## start Given information

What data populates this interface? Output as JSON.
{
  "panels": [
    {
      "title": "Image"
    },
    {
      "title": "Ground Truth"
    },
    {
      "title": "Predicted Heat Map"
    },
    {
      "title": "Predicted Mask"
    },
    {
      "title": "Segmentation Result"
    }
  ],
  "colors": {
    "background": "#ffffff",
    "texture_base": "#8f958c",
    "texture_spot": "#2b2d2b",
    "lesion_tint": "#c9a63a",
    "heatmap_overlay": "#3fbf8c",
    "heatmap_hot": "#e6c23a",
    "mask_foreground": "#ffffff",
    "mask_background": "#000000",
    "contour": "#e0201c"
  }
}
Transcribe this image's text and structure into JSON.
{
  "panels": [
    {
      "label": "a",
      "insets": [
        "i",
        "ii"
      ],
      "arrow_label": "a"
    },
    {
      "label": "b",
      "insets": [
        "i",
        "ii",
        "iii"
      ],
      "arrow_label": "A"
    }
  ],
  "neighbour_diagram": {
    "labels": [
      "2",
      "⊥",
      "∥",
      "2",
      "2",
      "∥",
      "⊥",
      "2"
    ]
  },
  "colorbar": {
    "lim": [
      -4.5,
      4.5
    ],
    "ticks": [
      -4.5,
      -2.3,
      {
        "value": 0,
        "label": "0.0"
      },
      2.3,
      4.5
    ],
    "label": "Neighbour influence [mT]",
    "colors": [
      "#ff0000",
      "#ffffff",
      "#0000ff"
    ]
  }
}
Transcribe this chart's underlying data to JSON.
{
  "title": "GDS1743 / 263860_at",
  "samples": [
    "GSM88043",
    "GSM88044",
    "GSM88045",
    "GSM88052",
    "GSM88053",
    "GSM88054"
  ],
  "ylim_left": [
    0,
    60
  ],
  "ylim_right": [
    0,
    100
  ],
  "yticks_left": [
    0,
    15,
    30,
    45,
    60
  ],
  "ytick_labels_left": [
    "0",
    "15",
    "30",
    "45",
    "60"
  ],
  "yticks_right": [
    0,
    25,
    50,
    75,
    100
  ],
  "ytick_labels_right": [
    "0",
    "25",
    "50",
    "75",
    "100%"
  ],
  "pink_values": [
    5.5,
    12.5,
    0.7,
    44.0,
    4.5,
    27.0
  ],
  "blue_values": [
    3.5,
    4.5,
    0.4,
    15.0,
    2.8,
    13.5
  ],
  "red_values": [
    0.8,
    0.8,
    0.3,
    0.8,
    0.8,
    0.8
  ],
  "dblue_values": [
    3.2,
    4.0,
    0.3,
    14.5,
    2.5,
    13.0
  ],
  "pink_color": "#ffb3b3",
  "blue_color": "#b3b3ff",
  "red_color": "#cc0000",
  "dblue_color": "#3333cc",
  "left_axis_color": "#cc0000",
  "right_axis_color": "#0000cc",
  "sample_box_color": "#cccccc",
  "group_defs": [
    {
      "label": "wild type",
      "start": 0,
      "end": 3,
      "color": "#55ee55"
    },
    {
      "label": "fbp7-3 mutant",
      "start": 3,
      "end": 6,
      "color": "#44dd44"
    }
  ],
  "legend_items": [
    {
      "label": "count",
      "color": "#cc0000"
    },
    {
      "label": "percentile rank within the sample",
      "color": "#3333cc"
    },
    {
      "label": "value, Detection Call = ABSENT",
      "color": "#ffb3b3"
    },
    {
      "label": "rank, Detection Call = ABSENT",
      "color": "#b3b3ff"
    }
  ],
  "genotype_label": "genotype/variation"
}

## end Given information

_Task instructions_
Your task is to report how many lines of the material include the string "Call". Give the number and no other words.

_Final result_
2